**Exercise:** How many lines of the records below contain the string "heading", with case counting? Give only the number.

BEGIN Supplied material

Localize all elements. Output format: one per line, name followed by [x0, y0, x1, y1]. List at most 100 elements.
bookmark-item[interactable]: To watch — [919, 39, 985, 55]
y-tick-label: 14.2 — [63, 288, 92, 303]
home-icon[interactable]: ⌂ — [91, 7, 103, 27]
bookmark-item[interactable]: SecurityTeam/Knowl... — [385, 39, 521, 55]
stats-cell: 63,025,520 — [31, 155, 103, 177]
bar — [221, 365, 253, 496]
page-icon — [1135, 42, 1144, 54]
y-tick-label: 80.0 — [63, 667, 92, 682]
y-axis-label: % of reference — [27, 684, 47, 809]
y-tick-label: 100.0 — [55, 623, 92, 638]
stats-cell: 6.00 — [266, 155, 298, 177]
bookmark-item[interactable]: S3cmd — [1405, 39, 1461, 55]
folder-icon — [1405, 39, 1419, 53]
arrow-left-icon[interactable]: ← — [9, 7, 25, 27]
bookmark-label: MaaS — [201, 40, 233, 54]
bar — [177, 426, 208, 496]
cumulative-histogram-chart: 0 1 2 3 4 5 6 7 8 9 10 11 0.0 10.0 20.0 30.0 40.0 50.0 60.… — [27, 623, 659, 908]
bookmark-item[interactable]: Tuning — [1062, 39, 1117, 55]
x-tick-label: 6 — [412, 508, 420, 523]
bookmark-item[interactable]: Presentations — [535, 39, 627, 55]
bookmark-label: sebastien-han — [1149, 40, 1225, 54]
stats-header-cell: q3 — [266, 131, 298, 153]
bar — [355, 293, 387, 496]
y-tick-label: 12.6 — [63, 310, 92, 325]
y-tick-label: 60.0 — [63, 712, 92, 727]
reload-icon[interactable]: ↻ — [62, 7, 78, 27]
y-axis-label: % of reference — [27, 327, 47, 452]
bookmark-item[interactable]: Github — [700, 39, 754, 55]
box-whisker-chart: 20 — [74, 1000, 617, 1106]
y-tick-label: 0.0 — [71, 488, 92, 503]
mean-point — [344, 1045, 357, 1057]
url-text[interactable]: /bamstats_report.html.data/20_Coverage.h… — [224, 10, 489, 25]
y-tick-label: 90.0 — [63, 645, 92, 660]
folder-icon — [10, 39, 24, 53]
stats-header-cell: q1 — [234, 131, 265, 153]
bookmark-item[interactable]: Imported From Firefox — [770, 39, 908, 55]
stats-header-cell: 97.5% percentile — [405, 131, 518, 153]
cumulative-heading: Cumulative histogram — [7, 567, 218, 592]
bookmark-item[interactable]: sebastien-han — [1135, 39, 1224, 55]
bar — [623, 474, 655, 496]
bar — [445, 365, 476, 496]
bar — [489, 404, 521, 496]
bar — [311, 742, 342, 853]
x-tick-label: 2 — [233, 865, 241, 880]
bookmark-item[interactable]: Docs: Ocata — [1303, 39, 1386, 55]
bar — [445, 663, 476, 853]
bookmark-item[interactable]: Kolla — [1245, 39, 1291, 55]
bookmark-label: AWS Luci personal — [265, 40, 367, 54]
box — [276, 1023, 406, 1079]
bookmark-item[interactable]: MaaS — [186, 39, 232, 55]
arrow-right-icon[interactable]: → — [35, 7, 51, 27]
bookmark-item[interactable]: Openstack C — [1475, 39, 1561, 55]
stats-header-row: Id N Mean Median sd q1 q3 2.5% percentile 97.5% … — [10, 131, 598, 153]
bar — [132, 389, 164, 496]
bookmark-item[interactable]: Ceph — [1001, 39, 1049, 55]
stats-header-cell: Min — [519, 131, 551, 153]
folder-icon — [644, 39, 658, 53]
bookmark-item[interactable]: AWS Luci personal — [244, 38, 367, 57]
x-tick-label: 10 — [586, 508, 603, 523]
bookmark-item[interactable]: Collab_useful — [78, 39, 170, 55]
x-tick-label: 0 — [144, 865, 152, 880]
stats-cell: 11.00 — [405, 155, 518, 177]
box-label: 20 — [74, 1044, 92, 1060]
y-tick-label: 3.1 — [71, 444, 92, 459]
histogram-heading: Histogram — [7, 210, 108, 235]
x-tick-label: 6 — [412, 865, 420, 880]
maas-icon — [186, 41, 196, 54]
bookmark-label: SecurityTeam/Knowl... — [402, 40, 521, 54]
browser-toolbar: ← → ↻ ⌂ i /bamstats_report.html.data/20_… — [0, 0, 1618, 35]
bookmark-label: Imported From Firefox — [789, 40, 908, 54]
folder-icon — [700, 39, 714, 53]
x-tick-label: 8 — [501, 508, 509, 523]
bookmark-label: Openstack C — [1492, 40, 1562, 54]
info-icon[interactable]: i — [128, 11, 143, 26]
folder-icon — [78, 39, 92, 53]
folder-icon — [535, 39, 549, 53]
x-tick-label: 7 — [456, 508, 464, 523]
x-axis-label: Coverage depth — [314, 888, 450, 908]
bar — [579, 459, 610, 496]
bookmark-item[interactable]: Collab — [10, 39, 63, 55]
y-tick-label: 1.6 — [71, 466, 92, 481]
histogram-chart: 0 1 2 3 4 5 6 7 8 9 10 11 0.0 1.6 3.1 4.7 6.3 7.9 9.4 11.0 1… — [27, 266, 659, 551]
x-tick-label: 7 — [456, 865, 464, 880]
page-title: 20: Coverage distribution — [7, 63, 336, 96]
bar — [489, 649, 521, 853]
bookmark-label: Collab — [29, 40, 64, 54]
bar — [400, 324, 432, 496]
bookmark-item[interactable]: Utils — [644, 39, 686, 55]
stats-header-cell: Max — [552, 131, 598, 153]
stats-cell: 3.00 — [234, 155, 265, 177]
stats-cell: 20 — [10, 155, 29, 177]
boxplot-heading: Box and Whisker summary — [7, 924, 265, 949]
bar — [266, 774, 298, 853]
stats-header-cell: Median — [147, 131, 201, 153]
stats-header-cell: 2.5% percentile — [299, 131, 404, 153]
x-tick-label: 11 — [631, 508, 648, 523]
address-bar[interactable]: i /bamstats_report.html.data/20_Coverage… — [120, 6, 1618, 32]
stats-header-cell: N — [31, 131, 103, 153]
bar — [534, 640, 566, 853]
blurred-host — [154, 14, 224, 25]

END Supplied material

**Response:** 3